GIVEN REQUEST
Render every line of the records below as a Markdown table with two columns, Number and Record line, numbering the rows in order. Leave out blank lines and pictures.

THE RECORDS
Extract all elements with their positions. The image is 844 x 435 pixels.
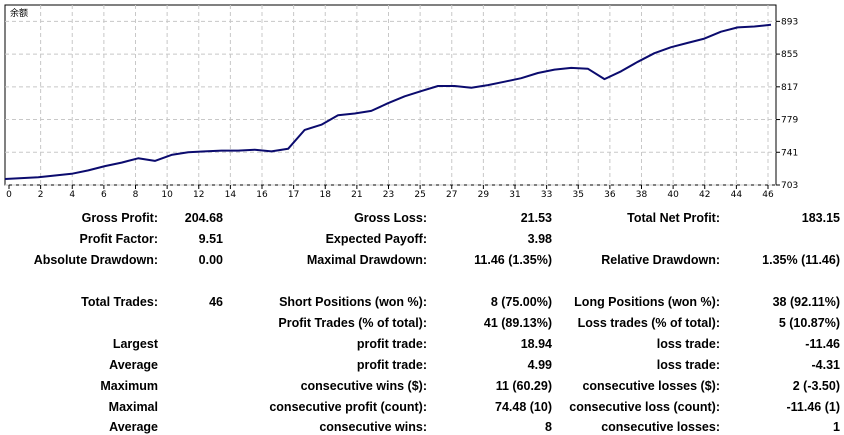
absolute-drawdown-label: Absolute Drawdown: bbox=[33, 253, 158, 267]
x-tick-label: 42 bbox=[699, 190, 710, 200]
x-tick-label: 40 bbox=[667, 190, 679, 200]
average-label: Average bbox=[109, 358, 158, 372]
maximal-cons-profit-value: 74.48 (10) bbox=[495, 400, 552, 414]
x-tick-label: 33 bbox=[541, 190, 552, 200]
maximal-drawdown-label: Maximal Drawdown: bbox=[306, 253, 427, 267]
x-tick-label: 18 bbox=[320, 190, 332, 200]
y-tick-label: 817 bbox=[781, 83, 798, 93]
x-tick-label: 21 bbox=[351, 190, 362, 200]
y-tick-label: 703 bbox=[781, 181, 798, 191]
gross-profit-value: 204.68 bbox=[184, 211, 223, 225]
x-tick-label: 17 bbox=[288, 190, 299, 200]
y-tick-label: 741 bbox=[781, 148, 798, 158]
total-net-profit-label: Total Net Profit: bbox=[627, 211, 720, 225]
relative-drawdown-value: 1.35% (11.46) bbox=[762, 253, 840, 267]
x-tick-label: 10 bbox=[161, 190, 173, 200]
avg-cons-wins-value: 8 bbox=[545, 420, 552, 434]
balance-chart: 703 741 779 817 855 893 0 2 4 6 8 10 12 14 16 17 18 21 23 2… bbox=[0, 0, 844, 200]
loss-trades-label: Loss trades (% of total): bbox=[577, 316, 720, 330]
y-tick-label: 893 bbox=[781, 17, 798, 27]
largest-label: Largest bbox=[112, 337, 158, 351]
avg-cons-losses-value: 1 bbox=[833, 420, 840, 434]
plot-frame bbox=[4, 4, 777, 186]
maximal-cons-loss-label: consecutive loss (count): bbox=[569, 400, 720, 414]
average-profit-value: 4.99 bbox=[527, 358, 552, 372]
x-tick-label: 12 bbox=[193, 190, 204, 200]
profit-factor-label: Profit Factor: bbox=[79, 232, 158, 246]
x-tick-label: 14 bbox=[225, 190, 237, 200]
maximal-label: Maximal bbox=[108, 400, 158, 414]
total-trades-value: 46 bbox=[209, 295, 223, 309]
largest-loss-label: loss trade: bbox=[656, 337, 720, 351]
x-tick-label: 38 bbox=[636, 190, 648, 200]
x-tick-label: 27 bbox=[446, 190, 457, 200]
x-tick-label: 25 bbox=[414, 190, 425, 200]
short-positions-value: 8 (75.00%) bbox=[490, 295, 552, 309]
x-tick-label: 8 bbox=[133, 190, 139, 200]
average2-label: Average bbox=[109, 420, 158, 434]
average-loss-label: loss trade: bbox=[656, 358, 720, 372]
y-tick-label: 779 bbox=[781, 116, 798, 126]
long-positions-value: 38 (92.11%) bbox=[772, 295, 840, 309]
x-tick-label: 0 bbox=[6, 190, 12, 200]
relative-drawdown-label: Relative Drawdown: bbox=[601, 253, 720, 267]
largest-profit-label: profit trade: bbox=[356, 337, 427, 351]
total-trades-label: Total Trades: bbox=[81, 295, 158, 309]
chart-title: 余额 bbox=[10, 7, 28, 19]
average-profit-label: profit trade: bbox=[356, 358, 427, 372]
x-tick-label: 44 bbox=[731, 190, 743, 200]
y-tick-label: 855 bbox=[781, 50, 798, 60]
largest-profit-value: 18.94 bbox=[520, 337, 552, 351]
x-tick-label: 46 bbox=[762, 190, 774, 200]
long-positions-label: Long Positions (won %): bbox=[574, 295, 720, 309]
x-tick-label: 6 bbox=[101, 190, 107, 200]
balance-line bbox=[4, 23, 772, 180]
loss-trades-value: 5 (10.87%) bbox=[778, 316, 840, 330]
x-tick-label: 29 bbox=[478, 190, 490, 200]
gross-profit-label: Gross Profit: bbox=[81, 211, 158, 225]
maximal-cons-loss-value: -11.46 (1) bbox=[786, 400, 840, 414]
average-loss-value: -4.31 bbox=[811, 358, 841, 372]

RESULT
| Number | Record line |
|---|---|
| 1 | Extract all elements with their positions. The image is 844 x 435 pixels. |
| 2 | absolute-drawdown-label: Absolute Drawdown: bbox=[33, 253, 158, 267] |
| 3 | x-tick-label: 42 bbox=[699, 190, 710, 200] |
| 4 | x-tick-label: 40 bbox=[667, 190, 679, 200] |
| 5 | average-label: Average bbox=[109, 358, 158, 372] |
| 6 | maximal-cons-profit-value: 74.48 (10) bbox=[495, 400, 552, 414] |
| 7 | x-tick-label: 33 bbox=[541, 190, 552, 200] |
| 8 | maximal-drawdown-label: Maximal Drawdown: bbox=[306, 253, 427, 267] |
| 9 | x-tick-label: 18 bbox=[320, 190, 332, 200] |
| 10 | y-tick-label: 817 bbox=[781, 83, 798, 93] |
| 11 | x-tick-label: 21 bbox=[351, 190, 362, 200] |
| 12 | y-tick-label: 703 bbox=[781, 181, 798, 191] |
| 13 | gross-profit-value: 204.68 bbox=[184, 211, 223, 225] |
| 14 | x-tick-label: 17 bbox=[288, 190, 299, 200] |
| 15 | y-tick-label: 741 bbox=[781, 148, 798, 158] |
| 16 | total-net-profit-label: Total Net Profit: bbox=[627, 211, 720, 225] |
| 17 | relative-drawdown-value: 1.35% (11.46) bbox=[762, 253, 840, 267] |
| 18 | x-tick-label: 10 bbox=[161, 190, 173, 200] |
| 19 | avg-cons-wins-value: 8 bbox=[545, 420, 552, 434] |
| 20 | balance-chart: 703 741 779 817 855 893 0 2 4 6 8 10 12 14 16 17 18 21 23 2… bbox=[0, 0, 844, 200] |
| 21 | loss-trades-label: Loss trades (% of total): bbox=[577, 316, 720, 330] |
| 22 | y-tick-label: 893 bbox=[781, 17, 798, 27] |
| 23 | largest-label: Largest bbox=[112, 337, 158, 351] |
| 24 | avg-cons-losses-value: 1 bbox=[833, 420, 840, 434] |
| 25 | plot-frame bbox=[4, 4, 777, 186] |
| 26 | maximal-cons-loss-label: consecutive loss (count): bbox=[569, 400, 720, 414] |
| 27 | average-profit-value: 4.99 bbox=[527, 358, 552, 372] |
| 28 | x-tick-label: 12 bbox=[193, 190, 204, 200] |
| 29 | profit-factor-label: Profit Factor: bbox=[79, 232, 158, 246] |
| 30 | x-tick-label: 14 bbox=[225, 190, 237, 200] |
| 31 | maximal-label: Maximal bbox=[108, 400, 158, 414] |
| 32 | total-trades-value: 46 bbox=[209, 295, 223, 309] |
| 33 | largest-loss-label: loss trade: bbox=[656, 337, 720, 351] |
| 34 | x-tick-label: 38 bbox=[636, 190, 648, 200] |
| 35 | x-tick-label: 27 bbox=[446, 190, 457, 200] |
| 36 | x-tick-label: 25 bbox=[414, 190, 425, 200] |
| 37 | short-positions-value: 8 (75.00%) bbox=[490, 295, 552, 309] |
| 38 | x-tick-label: 8 bbox=[133, 190, 139, 200] |
| 39 | average2-label: Average bbox=[109, 420, 158, 434] |
| 40 | average-loss-label: loss trade: bbox=[656, 358, 720, 372] |
| 41 | y-tick-label: 779 bbox=[781, 116, 798, 126] |
| 42 | long-positions-value: 38 (92.11%) bbox=[772, 295, 840, 309] |
| 43 | x-tick-label: 0 bbox=[6, 190, 12, 200] |
| 44 | relative-drawdown-label: Relative Drawdown: bbox=[601, 253, 720, 267] |
| 45 | largest-profit-label: profit trade: bbox=[356, 337, 427, 351] |
| 46 | total-trades-label: Total Trades: bbox=[81, 295, 158, 309] |
| 47 | chart-title: 余额 bbox=[10, 7, 28, 19] |
| 48 | average-profit-label: profit trade: bbox=[356, 358, 427, 372] |
| 49 | x-tick-label: 44 bbox=[731, 190, 743, 200] |
| 50 | y-tick-label: 855 bbox=[781, 50, 798, 60] |
| 51 | largest-profit-value: 18.94 bbox=[520, 337, 552, 351] |
| 52 | x-tick-label: 46 bbox=[762, 190, 774, 200] |
| 53 | long-positions-label: Long Positions (won %): bbox=[574, 295, 720, 309] |
| 54 | x-tick-label: 6 bbox=[101, 190, 107, 200] |
| 55 | balance-line bbox=[4, 23, 772, 180] |
| 56 | loss-trades-value: 5 (10.87%) bbox=[778, 316, 840, 330] |
| 57 | x-tick-label: 29 bbox=[478, 190, 490, 200] |
| 58 | gross-profit-label: Gross Profit: bbox=[81, 211, 158, 225] |
| 59 | maximal-cons-loss-value: -11.46 (1) bbox=[786, 400, 840, 414] |
| 60 | average-loss-value: -4.31 bbox=[811, 358, 841, 372] |